** MATERIAL SHOWN **
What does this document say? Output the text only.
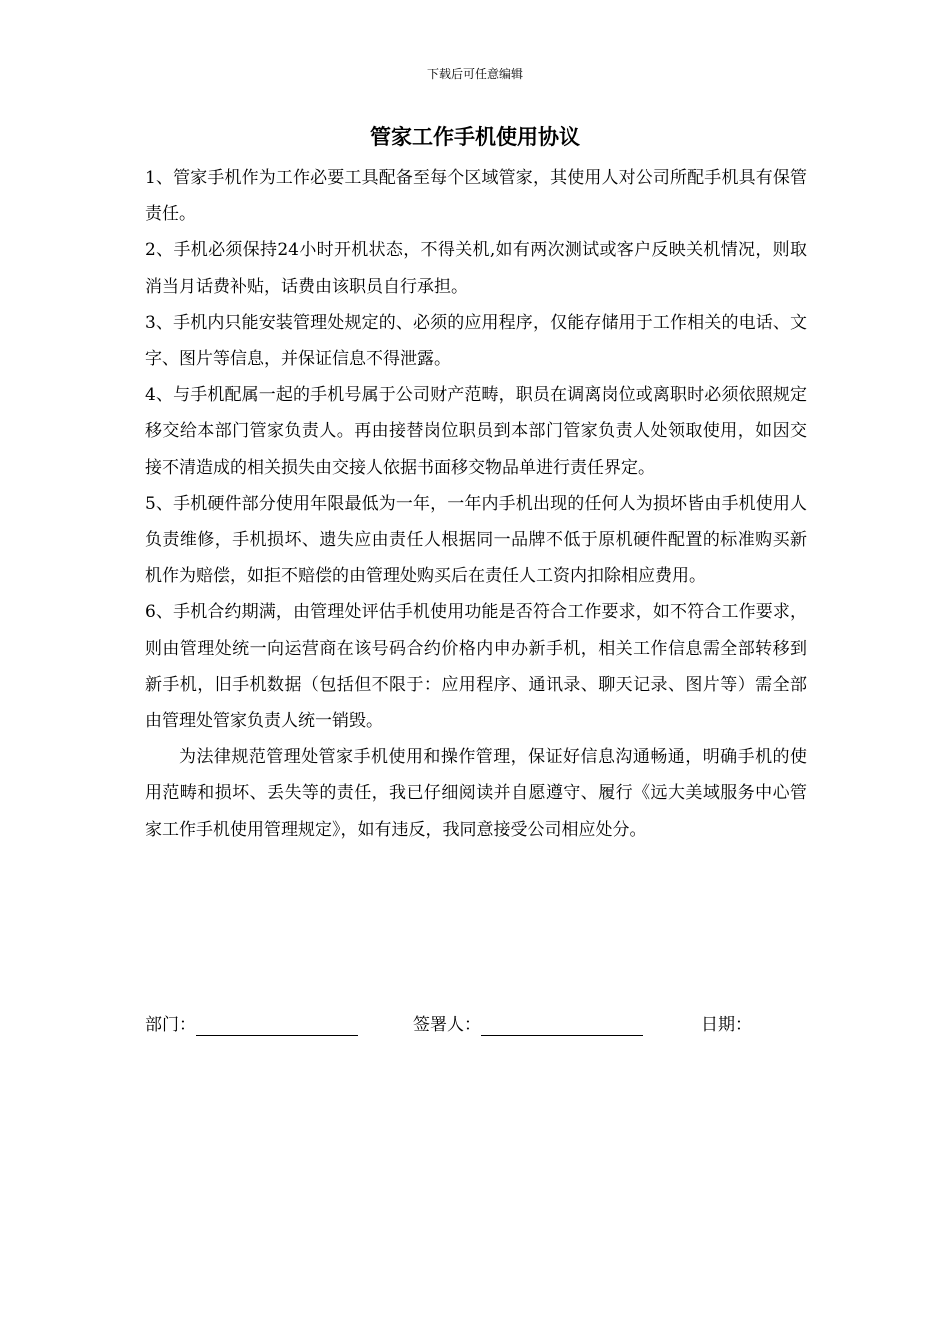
下载后可任意编辑
管家工作手机使用协议

1、管家手机作为工作必要工具配备至每个区域管家，其使用人对公司所配手机具有保管责任。

2、手机必须保持24小时开机状态，不得关机,如有两次测试或客户反映关机情况，则取消当月话费补贴，话费由该职员自行承担。

3、手机内只能安装管理处规定的、必须的应用程序，仅能存储用于工作相关的电话、文字、图片等信息，并保证信息不得泄露。

4、与手机配属一起的手机号属于公司财产范畴，职员在调离岗位或离职时必须依照规定移交给本部门管家负责人。再由接替岗位职员到本部门管家负责人处领取使用，如因交接不清造成的相关损失由交接人依据书面移交物品单进行责任界定。

5、手机硬件部分使用年限最低为一年，一年内手机出现的任何人为损坏皆由手机使用人负责维修，手机损坏、遗失应由责任人根据同一品牌不低于原机硬件配置的标准购买新机作为赔偿，如拒不赔偿的由管理处购买后在责任人工资内扣除相应费用。

6、手机合约期满，由管理处评估手机使用功能是否符合工作要求，如不符合工作要求，则由管理处统一向运营商在该号码合约价格内申办新手机，相关工作信息需全部转移到新手机，旧手机数据（包括但不限于：应用程序、通讯录、聊天记录、图片等）需全部由管理处管家负责人统一销毁。

为法律规范管理处管家手机使用和操作管理，保证好信息沟通畅通，明确手机的使用范畴和损坏、丢失等的责任，我已仔细阅读并自愿遵守、履行《远大美域服务中心管家工作手机使用管理规定》，如有违反，我同意接受公司相应处分。

部门：	签署人：	日期：
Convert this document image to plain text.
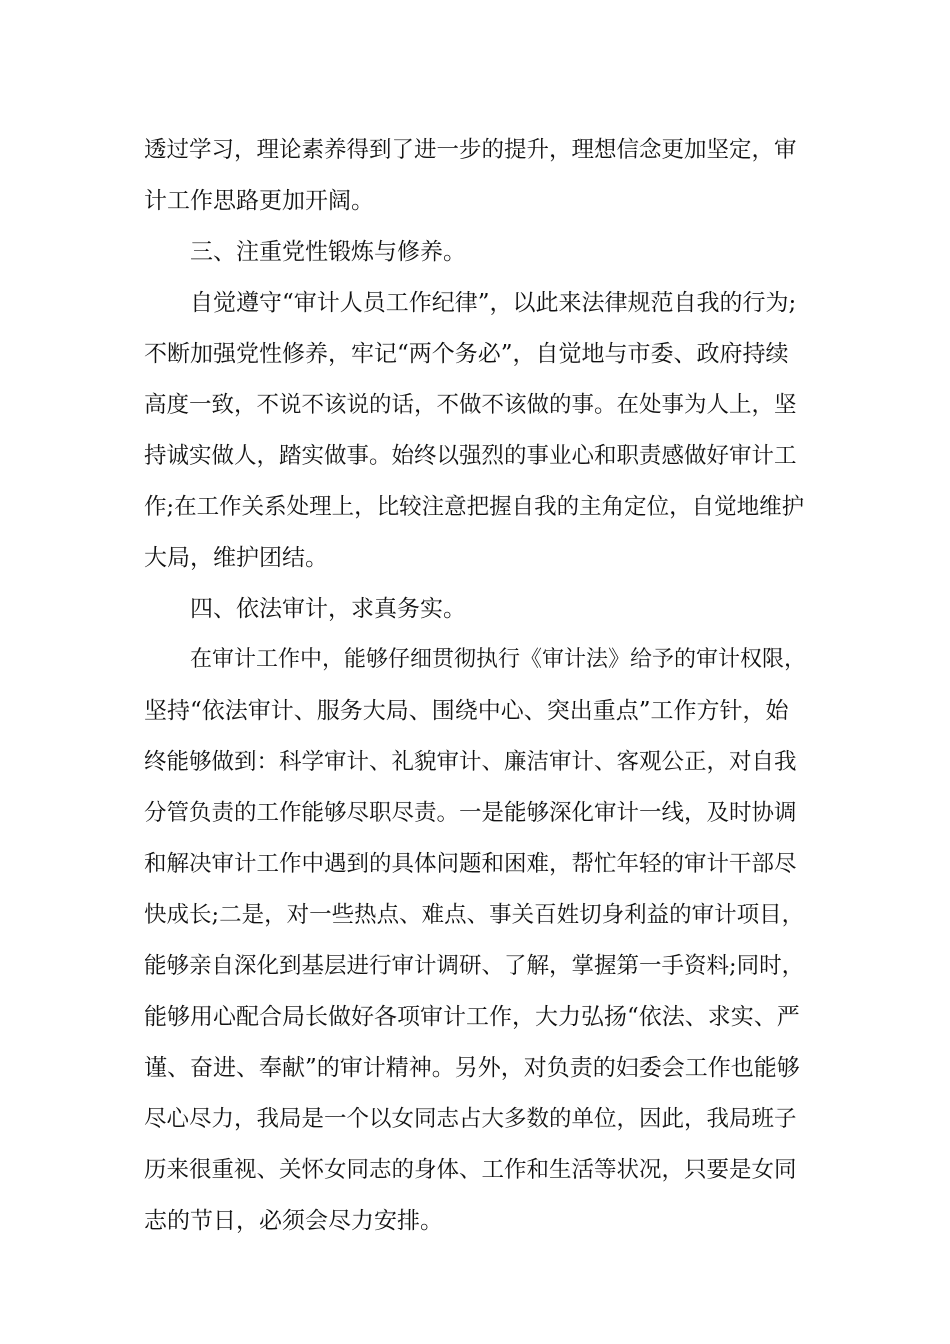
透过学习，理论素养得到了进一步的提升，理想信念更加坚定，审
计工作思路更加开阔。
三、注重党性锻炼与修养。
自觉遵守“审计人员工作纪律”，以此来法律规范自我的行为;
不断加强党性修养，牢记“两个务必”，自觉地与市委、政府持续
高度一致，不说不该说的话，不做不该做的事。在处事为人上，坚
持诚实做人，踏实做事。始终以强烈的事业心和职责感做好审计工
作;在工作关系处理上，比较注意把握自我的主角定位，自觉地维护
大局，维护团结。
四、依法审计，求真务实。
在审计工作中，能够仔细贯彻执行《审计法》给予的审计权限，
坚持“依法审计、服务大局、围绕中心、突出重点”工作方针，始
终能够做到：科学审计、礼貌审计、廉洁审计、客观公正，对自我
分管负责的工作能够尽职尽责。一是能够深化审计一线，及时协调
和解决审计工作中遇到的具体问题和困难，帮忙年轻的审计干部尽
快成长;二是，对一些热点、难点、事关百姓切身利益的审计项目，
能够亲自深化到基层进行审计调研、了解，掌握第一手资料;同时，
能够用心配合局长做好各项审计工作，大力弘扬“依法、求实、严
谨、奋进、奉献”的审计精神。另外，对负责的妇委会工作也能够
尽心尽力，我局是一个以女同志占大多数的单位，因此，我局班子
历来很重视、关怀女同志的身体、工作和生活等状况，只要是女同
志的节日，必须会尽力安排。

** REQUIRED TASK **
All the lines above are to be given again exactly as they read, with the pictures removed.

** EXERCISE RESULT **
What does this document say? Output the text only.
下载后可任意编辑
管家工作手机使用协议

1、管家手机作为工作必要工具配备至每个区域管家，其使用人对公司所配手机具有保管责任。

2、手机必须保持24小时开机状态，不得关机,如有两次测试或客户反映关机情况，则取消当月话费补贴，话费由该职员自行承担。

3、手机内只能安装管理处规定的、必须的应用程序，仅能存储用于工作相关的电话、文字、图片等信息，并保证信息不得泄露。

4、与手机配属一起的手机号属于公司财产范畴，职员在调离岗位或离职时必须依照规定移交给本部门管家负责人。再由接替岗位职员到本部门管家负责人处领取使用，如因交接不清造成的相关损失由交接人依据书面移交物品单进行责任界定。

5、手机硬件部分使用年限最低为一年，一年内手机出现的任何人为损坏皆由手机使用人负责维修，手机损坏、遗失应由责任人根据同一品牌不低于原机硬件配置的标准购买新机作为赔偿，如拒不赔偿的由管理处购买后在责任人工资内扣除相应费用。

6、手机合约期满，由管理处评估手机使用功能是否符合工作要求，如不符合工作要求，则由管理处统一向运营商在该号码合约价格内申办新手机，相关工作信息需全部转移到新手机，旧手机数据（包括但不限于：应用程序、通讯录、聊天记录、图片等）需全部由管理处管家负责人统一销毁。

为法律规范管理处管家手机使用和操作管理，保证好信息沟通畅通，明确手机的使用范畴和损坏、丢失等的责任，我已仔细阅读并自愿遵守、履行《远大美域服务中心管家工作手机使用管理规定》，如有违反，我同意接受公司相应处分。

部门：	签署人：	日期：
Convert this document image to plain text.
透过学习，理论素养得到了进一步的提升，理想信念更加坚定，审
计工作思路更加开阔。
三、注重党性锻炼与修养。
自觉遵守“审计人员工作纪律”，以此来法律规范自我的行为;
不断加强党性修养，牢记“两个务必”，自觉地与市委、政府持续
高度一致，不说不该说的话，不做不该做的事。在处事为人上，坚
持诚实做人，踏实做事。始终以强烈的事业心和职责感做好审计工
作;在工作关系处理上，比较注意把握自我的主角定位，自觉地维护
大局，维护团结。
四、依法审计，求真务实。
在审计工作中，能够仔细贯彻执行《审计法》给予的审计权限，
坚持“依法审计、服务大局、围绕中心、突出重点”工作方针，始
终能够做到：科学审计、礼貌审计、廉洁审计、客观公正，对自我
分管负责的工作能够尽职尽责。一是能够深化审计一线，及时协调
和解决审计工作中遇到的具体问题和困难，帮忙年轻的审计干部尽
快成长;二是，对一些热点、难点、事关百姓切身利益的审计项目，
能够亲自深化到基层进行审计调研、了解，掌握第一手资料;同时，
能够用心配合局长做好各项审计工作，大力弘扬“依法、求实、严
谨、奋进、奉献”的审计精神。另外，对负责的妇委会工作也能够
尽心尽力，我局是一个以女同志占大多数的单位，因此，我局班子
历来很重视、关怀女同志的身体、工作和生活等状况，只要是女同
志的节日，必须会尽力安排。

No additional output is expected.